| Required task |
Images should be left out, and everything else in the listing reproduced exactly.

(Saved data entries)
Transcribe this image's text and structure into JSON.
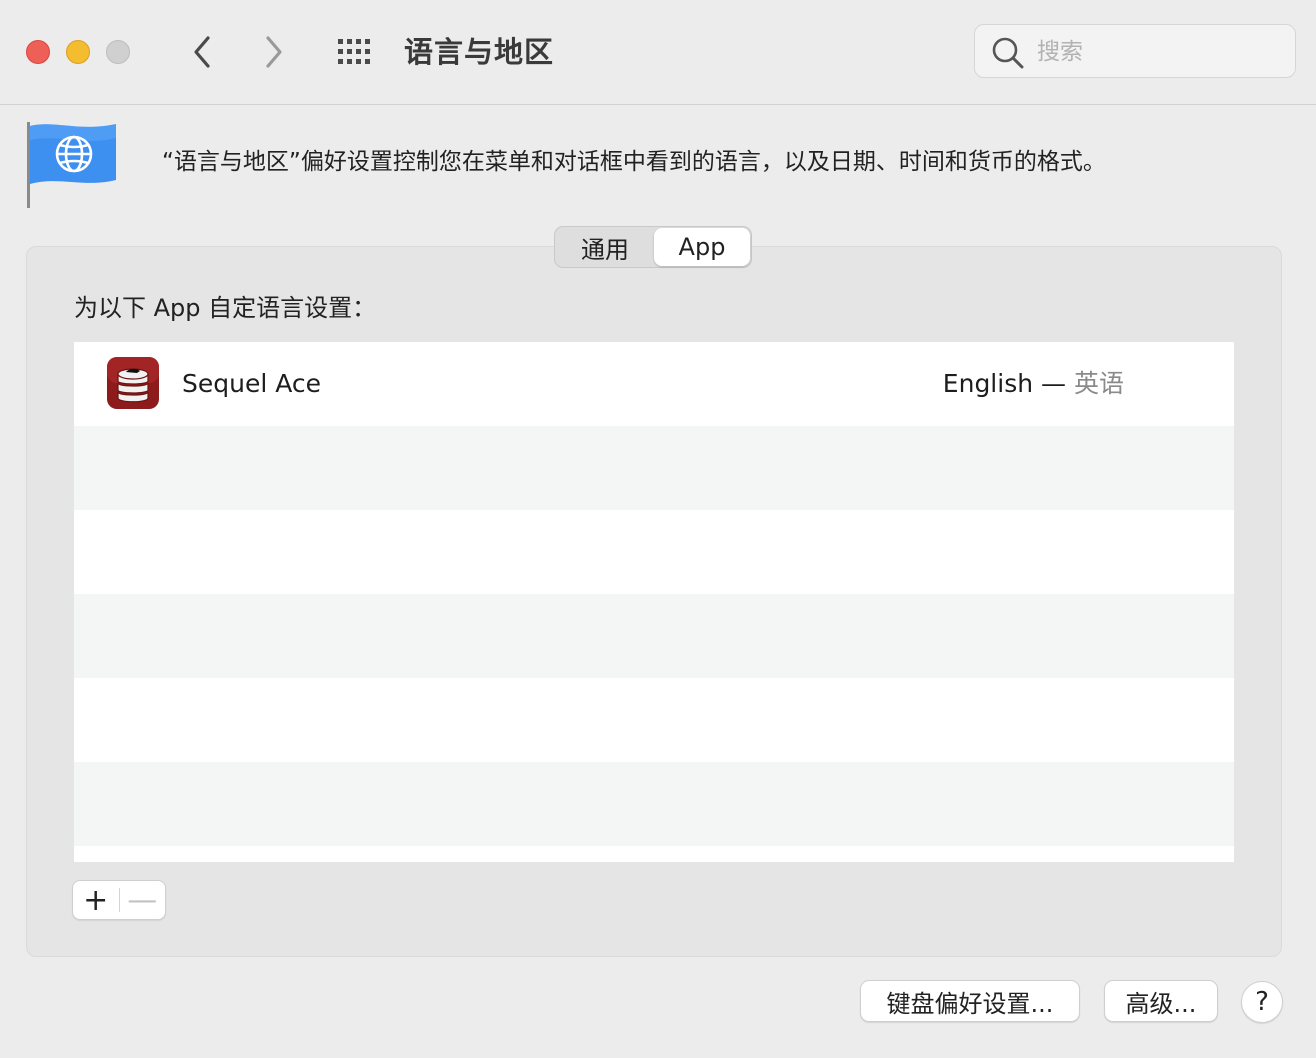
{
  "window": {
    "title": "语言与地区"
  },
  "search": {
    "placeholder": "搜索",
    "value": ""
  },
  "header": {
    "description": "“语言与地区”偏好设置控制您在菜单和对话框中看到的语言，以及日期、时间和货币的格式。"
  },
  "tabs": [
    {
      "label": "通用",
      "selected": false
    },
    {
      "label": "App",
      "selected": true
    }
  ],
  "app_list": {
    "label": "为以下 App 自定语言设置：",
    "items": [
      {
        "name": "Sequel Ace",
        "language": "English",
        "separator": " — ",
        "language_native": "英语"
      }
    ]
  },
  "list_controls": {
    "add": "+",
    "remove": "—"
  },
  "footer": {
    "keyboard_button": "键盘偏好设置...",
    "advanced_button": "高级...",
    "help_button": "?"
  },
  "colors": {
    "close": "#ee5f57",
    "minimize": "#f4bc2f",
    "zoom_disabled": "#d0d0d0",
    "flag_blue": "#3d8ff0",
    "app_icon_red": "#8e1b1b"
  }
}
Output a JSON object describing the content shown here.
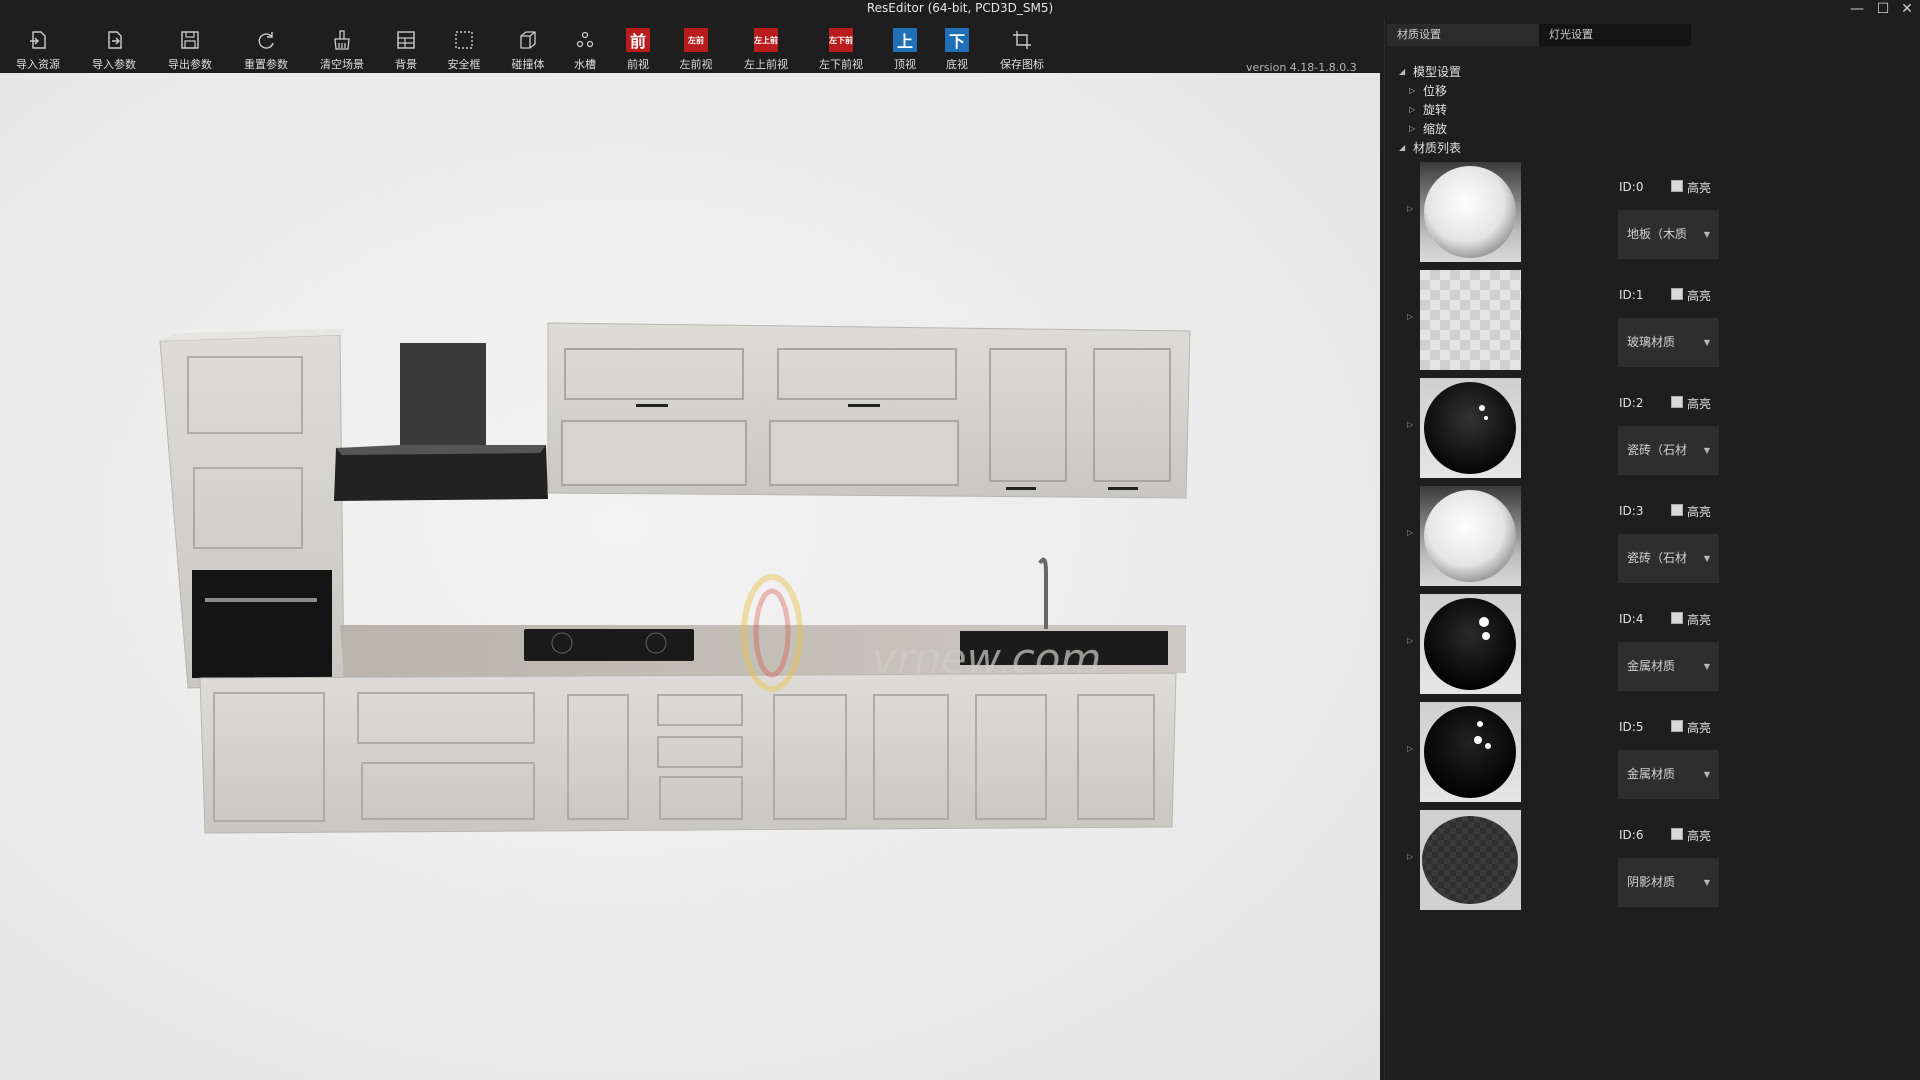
{
  "window": {
    "title": "ResEditor (64-bit, PCD3D_SM5)",
    "controls": [
      "—",
      "☐",
      "✕"
    ]
  },
  "toolbar": {
    "items": [
      {
        "label": "导入资源",
        "icon": "import-resource-icon"
      },
      {
        "label": "导入参数",
        "icon": "import-params-icon"
      },
      {
        "label": "导出参数",
        "icon": "export-params-icon"
      },
      {
        "label": "重置参数",
        "icon": "reset-params-icon"
      },
      {
        "label": "清空场景",
        "icon": "clear-scene-icon"
      },
      {
        "label": "背景",
        "icon": "background-icon"
      },
      {
        "label": "安全框",
        "icon": "safe-frame-icon"
      },
      {
        "label": "碰撞体",
        "icon": "collider-icon"
      },
      {
        "label": "水槽",
        "icon": "sink-icon"
      },
      {
        "label": "前视",
        "icon": "front-view-icon",
        "glyph": "前"
      },
      {
        "label": "左前视",
        "icon": "left-front-view-icon",
        "glyph": "左前"
      },
      {
        "label": "左上前视",
        "icon": "left-top-front-view-icon",
        "glyph": "左上前"
      },
      {
        "label": "左下前视",
        "icon": "left-bottom-front-view-icon",
        "glyph": "左下前"
      },
      {
        "label": "顶视",
        "icon": "top-view-icon",
        "glyph": "上"
      },
      {
        "label": "底视",
        "icon": "bottom-view-icon",
        "glyph": "下"
      },
      {
        "label": "保存图标",
        "icon": "save-icon-icon"
      }
    ],
    "version": "version 4.18-1.8.0.3"
  },
  "panel": {
    "tabs": [
      {
        "label": "材质设置",
        "active": false
      },
      {
        "label": "灯光设置",
        "active": true
      }
    ],
    "tree": {
      "model_settings": "模型设置",
      "position": "位移",
      "rotation": "旋转",
      "scale": "缩放",
      "material_list": "材质列表"
    },
    "materials": [
      {
        "id": "ID:0",
        "highlight": "高亮",
        "type": "地板（木质",
        "swatch": "white-sphere"
      },
      {
        "id": "ID:1",
        "highlight": "高亮",
        "type": "玻璃材质",
        "swatch": "checker-plane"
      },
      {
        "id": "ID:2",
        "highlight": "高亮",
        "type": "瓷砖（石材",
        "swatch": "black-sphere"
      },
      {
        "id": "ID:3",
        "highlight": "高亮",
        "type": "瓷砖（石材",
        "swatch": "white-sphere"
      },
      {
        "id": "ID:4",
        "highlight": "高亮",
        "type": "金属材质",
        "swatch": "black-sphere"
      },
      {
        "id": "ID:5",
        "highlight": "高亮",
        "type": "金属材质",
        "swatch": "black-sphere-spots"
      },
      {
        "id": "ID:6",
        "highlight": "高亮",
        "type": "阴影材质",
        "swatch": "dark-checker"
      }
    ]
  },
  "viewport": {
    "watermark": "vrnew.com"
  },
  "colors": {
    "background": "#1e1e1e",
    "panel_tab_active": "#141414",
    "view_red": "#b81c1c",
    "view_blue": "#1f6fb6"
  }
}
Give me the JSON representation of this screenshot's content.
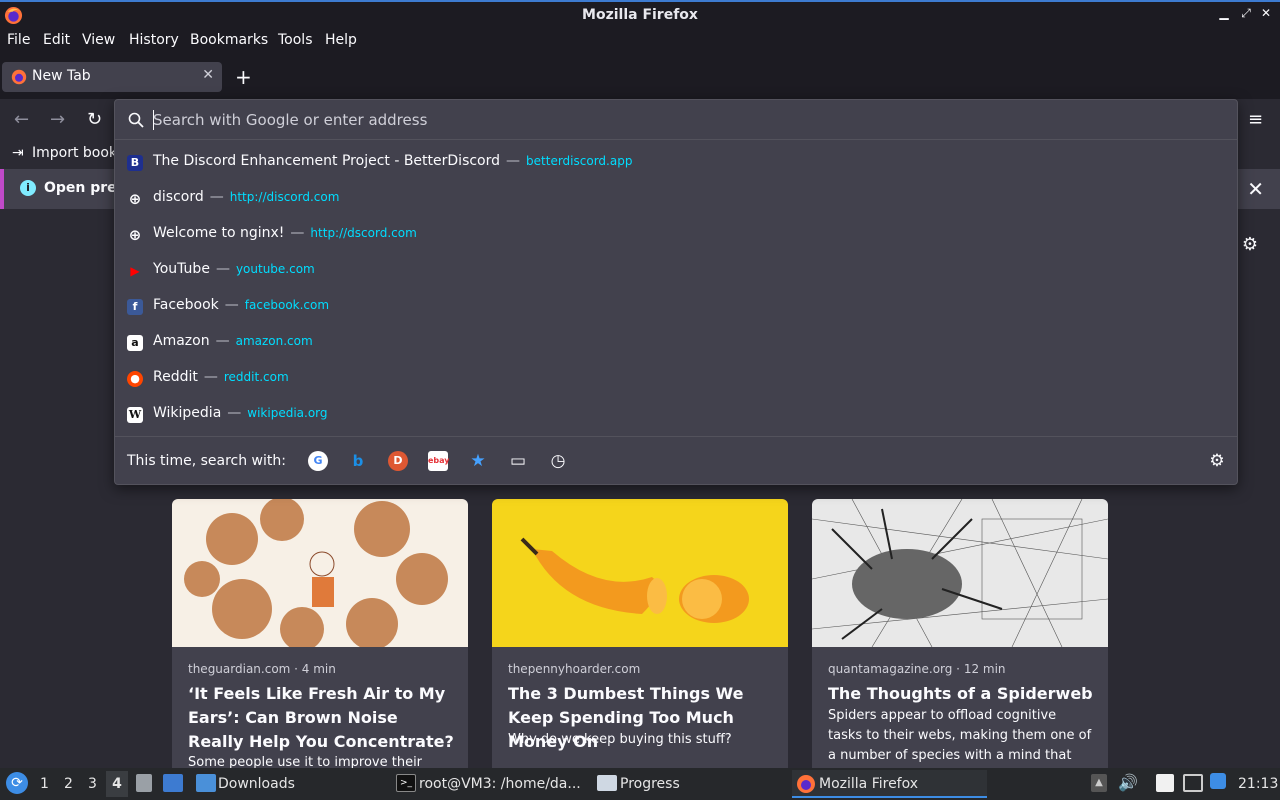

| Complete output |
Transcribe this image's text and structure into JSON.
{
  "window": {
    "title": "语言与地区"
  },
  "search": {
    "placeholder": "搜索",
    "value": ""
  },
  "header": {
    "description": "“语言与地区”偏好设置控制您在菜单和对话框中看到的语言，以及日期、时间和货币的格式。"
  },
  "tabs": [
    {
      "label": "通用",
      "selected": false
    },
    {
      "label": "App",
      "selected": true
    }
  ],
  "app_list": {
    "label": "为以下 App 自定语言设置：",
    "items": [
      {
        "name": "Sequel Ace",
        "language": "English",
        "separator": " — ",
        "language_native": "英语"
      }
    ]
  },
  "list_controls": {
    "add": "+",
    "remove": "—"
  },
  "footer": {
    "keyboard_button": "键盘偏好设置...",
    "advanced_button": "高级...",
    "help_button": "?"
  },
  "colors": {
    "close": "#ee5f57",
    "minimize": "#f4bc2f",
    "zoom_disabled": "#d0d0d0",
    "flag_blue": "#3d8ff0",
    "app_icon_red": "#8e1b1b"
  }
}
Output a JSON object describing the content shown here.
{
  "window": {
    "title": "ResEditor (64-bit, PCD3D_SM5)",
    "controls": [
      "—",
      "☐",
      "✕"
    ]
  },
  "toolbar": {
    "items": [
      {
        "label": "导入资源",
        "icon": "import-resource-icon"
      },
      {
        "label": "导入参数",
        "icon": "import-params-icon"
      },
      {
        "label": "导出参数",
        "icon": "export-params-icon"
      },
      {
        "label": "重置参数",
        "icon": "reset-params-icon"
      },
      {
        "label": "清空场景",
        "icon": "clear-scene-icon"
      },
      {
        "label": "背景",
        "icon": "background-icon"
      },
      {
        "label": "安全框",
        "icon": "safe-frame-icon"
      },
      {
        "label": "碰撞体",
        "icon": "collider-icon"
      },
      {
        "label": "水槽",
        "icon": "sink-icon"
      },
      {
        "label": "前视",
        "icon": "front-view-icon",
        "glyph": "前"
      },
      {
        "label": "左前视",
        "icon": "left-front-view-icon",
        "glyph": "左前"
      },
      {
        "label": "左上前视",
        "icon": "left-top-front-view-icon",
        "glyph": "左上前"
      },
      {
        "label": "左下前视",
        "icon": "left-bottom-front-view-icon",
        "glyph": "左下前"
      },
      {
        "label": "顶视",
        "icon": "top-view-icon",
        "glyph": "上"
      },
      {
        "label": "底视",
        "icon": "bottom-view-icon",
        "glyph": "下"
      },
      {
        "label": "保存图标",
        "icon": "save-icon-icon"
      }
    ],
    "version": "version 4.18-1.8.0.3"
  },
  "panel": {
    "tabs": [
      {
        "label": "材质设置",
        "active": false
      },
      {
        "label": "灯光设置",
        "active": true
      }
    ],
    "tree": {
      "model_settings": "模型设置",
      "position": "位移",
      "rotation": "旋转",
      "scale": "缩放",
      "material_list": "材质列表"
    },
    "materials": [
      {
        "id": "ID:0",
        "highlight": "高亮",
        "type": "地板（木质",
        "swatch": "white-sphere"
      },
      {
        "id": "ID:1",
        "highlight": "高亮",
        "type": "玻璃材质",
        "swatch": "checker-plane"
      },
      {
        "id": "ID:2",
        "highlight": "高亮",
        "type": "瓷砖（石材",
        "swatch": "black-sphere"
      },
      {
        "id": "ID:3",
        "highlight": "高亮",
        "type": "瓷砖（石材",
        "swatch": "white-sphere"
      },
      {
        "id": "ID:4",
        "highlight": "高亮",
        "type": "金属材质",
        "swatch": "black-sphere"
      },
      {
        "id": "ID:5",
        "highlight": "高亮",
        "type": "金属材质",
        "swatch": "black-sphere-spots"
      },
      {
        "id": "ID:6",
        "highlight": "高亮",
        "type": "阴影材质",
        "swatch": "dark-checker"
      }
    ]
  },
  "viewport": {
    "watermark": "vrnew.com"
  },
  "colors": {
    "background": "#1e1e1e",
    "panel_tab_active": "#141414",
    "view_red": "#b81c1c",
    "view_blue": "#1f6fb6"
  }
}
Give me the JSON representation of this screenshot's content.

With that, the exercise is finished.